[Records from a collection]

* * * *

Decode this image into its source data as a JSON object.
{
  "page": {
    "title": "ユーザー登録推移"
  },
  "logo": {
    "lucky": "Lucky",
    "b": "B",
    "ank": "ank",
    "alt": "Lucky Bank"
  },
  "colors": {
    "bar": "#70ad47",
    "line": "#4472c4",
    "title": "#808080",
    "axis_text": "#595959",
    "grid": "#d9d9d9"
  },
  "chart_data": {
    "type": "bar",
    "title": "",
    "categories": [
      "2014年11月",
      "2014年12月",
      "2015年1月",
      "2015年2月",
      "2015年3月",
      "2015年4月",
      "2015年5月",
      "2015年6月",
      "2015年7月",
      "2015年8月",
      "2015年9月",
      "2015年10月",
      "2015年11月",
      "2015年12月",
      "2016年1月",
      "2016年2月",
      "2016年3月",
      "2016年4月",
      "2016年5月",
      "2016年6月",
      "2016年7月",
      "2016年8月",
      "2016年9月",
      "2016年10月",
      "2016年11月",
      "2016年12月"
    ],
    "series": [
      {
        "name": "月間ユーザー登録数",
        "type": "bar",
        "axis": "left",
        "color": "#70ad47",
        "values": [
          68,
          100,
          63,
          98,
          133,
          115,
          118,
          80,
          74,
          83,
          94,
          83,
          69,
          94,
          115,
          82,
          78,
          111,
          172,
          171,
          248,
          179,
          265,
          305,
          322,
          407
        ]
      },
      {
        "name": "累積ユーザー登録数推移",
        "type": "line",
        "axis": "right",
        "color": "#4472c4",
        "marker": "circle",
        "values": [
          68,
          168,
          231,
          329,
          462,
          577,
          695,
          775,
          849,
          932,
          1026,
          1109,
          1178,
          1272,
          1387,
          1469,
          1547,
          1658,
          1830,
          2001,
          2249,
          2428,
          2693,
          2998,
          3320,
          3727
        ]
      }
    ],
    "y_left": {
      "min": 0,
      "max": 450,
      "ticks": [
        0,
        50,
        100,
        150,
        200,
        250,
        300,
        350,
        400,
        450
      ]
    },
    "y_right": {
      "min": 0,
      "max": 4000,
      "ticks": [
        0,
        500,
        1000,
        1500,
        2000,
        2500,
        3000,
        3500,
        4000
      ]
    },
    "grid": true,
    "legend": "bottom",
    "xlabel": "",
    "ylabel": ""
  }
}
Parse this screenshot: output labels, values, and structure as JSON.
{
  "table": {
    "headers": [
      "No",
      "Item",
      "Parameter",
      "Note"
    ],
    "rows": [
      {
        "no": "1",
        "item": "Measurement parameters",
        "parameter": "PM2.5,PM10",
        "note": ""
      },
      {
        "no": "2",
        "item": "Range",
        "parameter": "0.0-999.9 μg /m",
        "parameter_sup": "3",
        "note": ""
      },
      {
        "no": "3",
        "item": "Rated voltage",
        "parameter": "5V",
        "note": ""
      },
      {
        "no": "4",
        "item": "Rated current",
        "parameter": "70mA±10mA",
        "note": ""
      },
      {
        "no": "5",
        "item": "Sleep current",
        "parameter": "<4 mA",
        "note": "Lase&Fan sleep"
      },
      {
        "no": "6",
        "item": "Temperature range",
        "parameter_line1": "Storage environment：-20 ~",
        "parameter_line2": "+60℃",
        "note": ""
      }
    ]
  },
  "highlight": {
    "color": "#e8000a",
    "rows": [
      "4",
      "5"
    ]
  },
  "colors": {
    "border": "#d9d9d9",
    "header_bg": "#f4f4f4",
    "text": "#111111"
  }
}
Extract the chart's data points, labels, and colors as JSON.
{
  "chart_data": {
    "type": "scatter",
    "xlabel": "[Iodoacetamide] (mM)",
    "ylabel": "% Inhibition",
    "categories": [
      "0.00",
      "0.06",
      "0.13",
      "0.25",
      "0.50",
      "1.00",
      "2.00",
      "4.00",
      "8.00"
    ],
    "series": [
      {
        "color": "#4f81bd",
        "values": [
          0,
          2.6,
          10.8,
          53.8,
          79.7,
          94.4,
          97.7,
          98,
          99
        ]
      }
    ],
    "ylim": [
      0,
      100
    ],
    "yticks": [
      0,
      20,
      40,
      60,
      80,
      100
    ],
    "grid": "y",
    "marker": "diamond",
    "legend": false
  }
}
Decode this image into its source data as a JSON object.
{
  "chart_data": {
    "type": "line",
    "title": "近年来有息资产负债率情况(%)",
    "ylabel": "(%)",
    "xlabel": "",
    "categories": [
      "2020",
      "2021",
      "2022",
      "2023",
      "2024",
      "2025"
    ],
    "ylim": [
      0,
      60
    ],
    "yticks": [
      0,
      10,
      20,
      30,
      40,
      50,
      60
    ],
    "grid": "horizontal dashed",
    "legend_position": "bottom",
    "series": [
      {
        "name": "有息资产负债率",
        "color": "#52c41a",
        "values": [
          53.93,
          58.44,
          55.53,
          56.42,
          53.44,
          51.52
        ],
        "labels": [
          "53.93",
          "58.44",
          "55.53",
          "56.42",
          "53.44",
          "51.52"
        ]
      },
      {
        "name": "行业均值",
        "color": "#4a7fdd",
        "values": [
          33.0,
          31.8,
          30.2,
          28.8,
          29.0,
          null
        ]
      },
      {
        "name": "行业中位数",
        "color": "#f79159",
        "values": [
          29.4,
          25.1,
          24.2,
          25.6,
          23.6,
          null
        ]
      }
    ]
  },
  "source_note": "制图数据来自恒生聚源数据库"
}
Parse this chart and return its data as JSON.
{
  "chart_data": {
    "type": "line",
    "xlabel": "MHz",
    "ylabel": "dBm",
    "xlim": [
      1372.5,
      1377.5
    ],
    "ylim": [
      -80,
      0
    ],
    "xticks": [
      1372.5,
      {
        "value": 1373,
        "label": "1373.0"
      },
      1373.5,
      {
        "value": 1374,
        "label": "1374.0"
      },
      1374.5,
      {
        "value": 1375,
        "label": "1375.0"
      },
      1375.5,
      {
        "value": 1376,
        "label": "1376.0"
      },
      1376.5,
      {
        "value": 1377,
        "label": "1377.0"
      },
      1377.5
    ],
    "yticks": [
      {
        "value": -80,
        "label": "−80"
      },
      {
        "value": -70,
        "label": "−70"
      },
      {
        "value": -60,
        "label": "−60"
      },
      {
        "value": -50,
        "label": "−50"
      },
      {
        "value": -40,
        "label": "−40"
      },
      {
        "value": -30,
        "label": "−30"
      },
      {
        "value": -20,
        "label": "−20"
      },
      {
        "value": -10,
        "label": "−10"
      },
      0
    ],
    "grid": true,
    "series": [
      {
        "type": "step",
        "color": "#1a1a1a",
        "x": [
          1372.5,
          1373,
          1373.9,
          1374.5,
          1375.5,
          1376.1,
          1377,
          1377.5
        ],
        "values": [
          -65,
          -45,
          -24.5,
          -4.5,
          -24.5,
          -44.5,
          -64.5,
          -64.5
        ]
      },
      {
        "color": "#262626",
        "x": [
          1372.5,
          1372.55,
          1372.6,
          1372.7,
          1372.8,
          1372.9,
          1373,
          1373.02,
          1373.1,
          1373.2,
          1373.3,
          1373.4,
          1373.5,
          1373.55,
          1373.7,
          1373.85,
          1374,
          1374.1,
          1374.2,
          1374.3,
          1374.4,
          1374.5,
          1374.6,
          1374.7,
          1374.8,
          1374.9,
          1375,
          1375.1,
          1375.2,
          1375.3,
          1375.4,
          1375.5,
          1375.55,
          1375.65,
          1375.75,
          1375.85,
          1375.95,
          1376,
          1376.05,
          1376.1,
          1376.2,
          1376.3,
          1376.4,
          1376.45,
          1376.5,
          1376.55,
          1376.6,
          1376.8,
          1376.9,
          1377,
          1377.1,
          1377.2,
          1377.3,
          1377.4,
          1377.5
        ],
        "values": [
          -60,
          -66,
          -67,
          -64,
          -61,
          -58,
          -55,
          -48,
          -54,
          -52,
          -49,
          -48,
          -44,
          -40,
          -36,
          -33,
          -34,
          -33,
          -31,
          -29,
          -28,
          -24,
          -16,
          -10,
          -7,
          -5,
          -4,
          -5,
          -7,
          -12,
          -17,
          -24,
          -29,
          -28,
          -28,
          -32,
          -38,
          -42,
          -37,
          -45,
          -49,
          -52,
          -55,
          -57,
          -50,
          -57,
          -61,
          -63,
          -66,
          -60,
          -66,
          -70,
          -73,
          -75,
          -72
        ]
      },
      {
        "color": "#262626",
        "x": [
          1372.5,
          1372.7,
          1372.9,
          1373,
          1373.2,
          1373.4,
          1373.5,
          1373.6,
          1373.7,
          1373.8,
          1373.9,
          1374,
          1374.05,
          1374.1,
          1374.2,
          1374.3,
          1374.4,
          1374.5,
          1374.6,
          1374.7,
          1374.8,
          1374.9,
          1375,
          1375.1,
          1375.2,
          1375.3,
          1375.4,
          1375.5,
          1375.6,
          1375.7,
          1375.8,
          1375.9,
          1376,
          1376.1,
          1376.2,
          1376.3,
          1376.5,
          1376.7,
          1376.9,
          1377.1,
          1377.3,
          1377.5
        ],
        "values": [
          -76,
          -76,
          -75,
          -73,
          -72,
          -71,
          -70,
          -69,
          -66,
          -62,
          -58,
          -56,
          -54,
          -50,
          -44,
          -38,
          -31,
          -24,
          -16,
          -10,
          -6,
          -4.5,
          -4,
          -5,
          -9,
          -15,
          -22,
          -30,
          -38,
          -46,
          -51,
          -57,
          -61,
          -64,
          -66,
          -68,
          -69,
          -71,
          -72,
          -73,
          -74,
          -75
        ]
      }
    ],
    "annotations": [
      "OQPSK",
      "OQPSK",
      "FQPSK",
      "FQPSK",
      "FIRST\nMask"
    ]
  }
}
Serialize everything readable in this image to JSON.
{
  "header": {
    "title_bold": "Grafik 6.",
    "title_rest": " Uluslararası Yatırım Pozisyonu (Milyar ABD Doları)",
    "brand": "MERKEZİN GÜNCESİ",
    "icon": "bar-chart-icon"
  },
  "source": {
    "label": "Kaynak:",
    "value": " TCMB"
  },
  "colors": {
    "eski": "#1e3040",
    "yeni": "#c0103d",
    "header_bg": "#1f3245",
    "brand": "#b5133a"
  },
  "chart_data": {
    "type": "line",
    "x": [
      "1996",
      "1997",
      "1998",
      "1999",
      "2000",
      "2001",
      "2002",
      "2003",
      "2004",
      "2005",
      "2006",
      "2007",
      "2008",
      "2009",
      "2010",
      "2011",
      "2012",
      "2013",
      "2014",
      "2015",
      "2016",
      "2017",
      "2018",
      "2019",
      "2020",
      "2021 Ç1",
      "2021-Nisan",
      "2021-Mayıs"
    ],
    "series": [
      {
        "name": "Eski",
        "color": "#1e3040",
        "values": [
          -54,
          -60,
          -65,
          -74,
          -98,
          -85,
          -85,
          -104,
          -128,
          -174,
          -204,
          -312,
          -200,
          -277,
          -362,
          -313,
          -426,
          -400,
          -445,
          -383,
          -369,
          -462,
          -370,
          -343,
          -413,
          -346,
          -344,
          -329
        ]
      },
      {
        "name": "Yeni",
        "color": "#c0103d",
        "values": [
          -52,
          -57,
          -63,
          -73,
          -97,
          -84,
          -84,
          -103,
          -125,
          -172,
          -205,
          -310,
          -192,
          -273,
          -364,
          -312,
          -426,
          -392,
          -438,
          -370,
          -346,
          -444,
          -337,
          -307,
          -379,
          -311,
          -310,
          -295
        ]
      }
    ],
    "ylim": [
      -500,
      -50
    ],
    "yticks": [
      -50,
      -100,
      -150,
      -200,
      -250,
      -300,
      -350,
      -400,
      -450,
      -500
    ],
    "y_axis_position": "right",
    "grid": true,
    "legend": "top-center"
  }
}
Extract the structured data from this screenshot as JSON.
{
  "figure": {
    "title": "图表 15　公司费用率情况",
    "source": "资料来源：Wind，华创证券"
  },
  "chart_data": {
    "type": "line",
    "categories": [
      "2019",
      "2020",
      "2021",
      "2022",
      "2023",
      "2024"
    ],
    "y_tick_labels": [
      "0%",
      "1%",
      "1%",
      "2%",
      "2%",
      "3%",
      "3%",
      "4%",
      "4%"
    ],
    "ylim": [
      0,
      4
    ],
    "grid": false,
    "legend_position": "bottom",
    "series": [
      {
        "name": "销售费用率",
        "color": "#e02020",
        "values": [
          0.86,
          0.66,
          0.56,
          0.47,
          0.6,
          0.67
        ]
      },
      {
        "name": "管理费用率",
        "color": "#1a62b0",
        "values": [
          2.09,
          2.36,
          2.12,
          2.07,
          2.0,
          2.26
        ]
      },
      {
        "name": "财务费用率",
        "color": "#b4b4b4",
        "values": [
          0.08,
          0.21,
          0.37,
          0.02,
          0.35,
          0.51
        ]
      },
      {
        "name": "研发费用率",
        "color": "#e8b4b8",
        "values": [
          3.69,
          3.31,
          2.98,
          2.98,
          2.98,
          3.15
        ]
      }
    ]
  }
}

* * * *

▶ _Exercise_
Repeat exactly the lines from the line containing "Extract the structured" through the last line of the records above, including both, and nothing else.

▶ _Reply to the task_
Extract the structured data from this screenshot as JSON.
{
  "figure": {
    "title": "图表 15　公司费用率情况",
    "source": "资料来源：Wind，华创证券"
  },
  "chart_data": {
    "type": "line",
    "categories": [
      "2019",
      "2020",
      "2021",
      "2022",
      "2023",
      "2024"
    ],
    "y_tick_labels": [
      "0%",
      "1%",
      "1%",
      "2%",
      "2%",
      "3%",
      "3%",
      "4%",
      "4%"
    ],
    "ylim": [
      0,
      4
    ],
    "grid": false,
    "legend_position": "bottom",
    "series": [
      {
        "name": "销售费用率",
        "color": "#e02020",
        "values": [
          0.86,
          0.66,
          0.56,
          0.47,
          0.6,
          0.67
        ]
      },
      {
        "name": "管理费用率",
        "color": "#1a62b0",
        "values": [
          2.09,
          2.36,
          2.12,
          2.07,
          2.0,
          2.26
        ]
      },
      {
        "name": "财务费用率",
        "color": "#b4b4b4",
        "values": [
          0.08,
          0.21,
          0.37,
          0.02,
          0.35,
          0.51
        ]
      },
      {
        "name": "研发费用率",
        "color": "#e8b4b8",
        "values": [
          3.69,
          3.31,
          2.98,
          2.98,
          2.98,
          3.15
        ]
      }
    ]
  }
}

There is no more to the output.